• TASK PROMPT
Write out every record below exactly as it appears.

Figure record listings

---+---

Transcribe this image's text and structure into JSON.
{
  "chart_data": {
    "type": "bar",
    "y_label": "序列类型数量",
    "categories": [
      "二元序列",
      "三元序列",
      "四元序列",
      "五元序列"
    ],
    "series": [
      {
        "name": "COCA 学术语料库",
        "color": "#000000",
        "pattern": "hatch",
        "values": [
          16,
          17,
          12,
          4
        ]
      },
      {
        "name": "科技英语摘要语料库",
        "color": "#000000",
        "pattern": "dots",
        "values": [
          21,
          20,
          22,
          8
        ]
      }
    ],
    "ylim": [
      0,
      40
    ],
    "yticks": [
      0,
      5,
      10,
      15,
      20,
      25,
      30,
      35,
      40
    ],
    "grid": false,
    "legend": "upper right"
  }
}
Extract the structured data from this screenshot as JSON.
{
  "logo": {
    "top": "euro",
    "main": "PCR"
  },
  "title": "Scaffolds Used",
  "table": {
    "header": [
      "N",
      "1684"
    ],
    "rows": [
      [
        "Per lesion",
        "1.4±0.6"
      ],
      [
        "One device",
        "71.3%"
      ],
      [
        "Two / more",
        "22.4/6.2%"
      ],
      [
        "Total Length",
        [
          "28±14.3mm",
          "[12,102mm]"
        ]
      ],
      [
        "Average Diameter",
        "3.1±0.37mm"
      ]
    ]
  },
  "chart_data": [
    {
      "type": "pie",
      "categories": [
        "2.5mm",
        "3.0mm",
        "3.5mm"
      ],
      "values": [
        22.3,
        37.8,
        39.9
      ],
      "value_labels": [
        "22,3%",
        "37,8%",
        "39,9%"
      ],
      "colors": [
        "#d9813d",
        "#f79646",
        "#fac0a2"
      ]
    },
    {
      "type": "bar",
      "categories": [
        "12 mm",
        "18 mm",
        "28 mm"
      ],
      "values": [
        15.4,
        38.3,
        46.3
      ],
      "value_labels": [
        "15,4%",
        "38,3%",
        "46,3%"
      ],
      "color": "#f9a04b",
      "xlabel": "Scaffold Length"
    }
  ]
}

---+---

• CORRECT RESULT
Transcribe this image's text and structure into JSON.
{
  "chart_data": {
    "type": "bar",
    "y_label": "序列类型数量",
    "categories": [
      "二元序列",
      "三元序列",
      "四元序列",
      "五元序列"
    ],
    "series": [
      {
        "name": "COCA 学术语料库",
        "color": "#000000",
        "pattern": "hatch",
        "values": [
          16,
          17,
          12,
          4
        ]
      },
      {
        "name": "科技英语摘要语料库",
        "color": "#000000",
        "pattern": "dots",
        "values": [
          21,
          20,
          22,
          8
        ]
      }
    ],
    "ylim": [
      0,
      40
    ],
    "yticks": [
      0,
      5,
      10,
      15,
      20,
      25,
      30,
      35,
      40
    ],
    "grid": false,
    "legend": "upper right"
  }
}
Extract the structured data from this screenshot as JSON.
{
  "logo": {
    "top": "euro",
    "main": "PCR"
  },
  "title": "Scaffolds Used",
  "table": {
    "header": [
      "N",
      "1684"
    ],
    "rows": [
      [
        "Per lesion",
        "1.4±0.6"
      ],
      [
        "One device",
        "71.3%"
      ],
      [
        "Two / more",
        "22.4/6.2%"
      ],
      [
        "Total Length",
        [
          "28±14.3mm",
          "[12,102mm]"
        ]
      ],
      [
        "Average Diameter",
        "3.1±0.37mm"
      ]
    ]
  },
  "chart_data": [
    {
      "type": "pie",
      "categories": [
        "2.5mm",
        "3.0mm",
        "3.5mm"
      ],
      "values": [
        22.3,
        37.8,
        39.9
      ],
      "value_labels": [
        "22,3%",
        "37,8%",
        "39,9%"
      ],
      "colors": [
        "#d9813d",
        "#f79646",
        "#fac0a2"
      ]
    },
    {
      "type": "bar",
      "categories": [
        "12 mm",
        "18 mm",
        "28 mm"
      ],
      "values": [
        15.4,
        38.3,
        46.3
      ],
      "value_labels": [
        "15,4%",
        "38,3%",
        "46,3%"
      ],
      "color": "#f9a04b",
      "xlabel": "Scaffold Length"
    }
  ]
}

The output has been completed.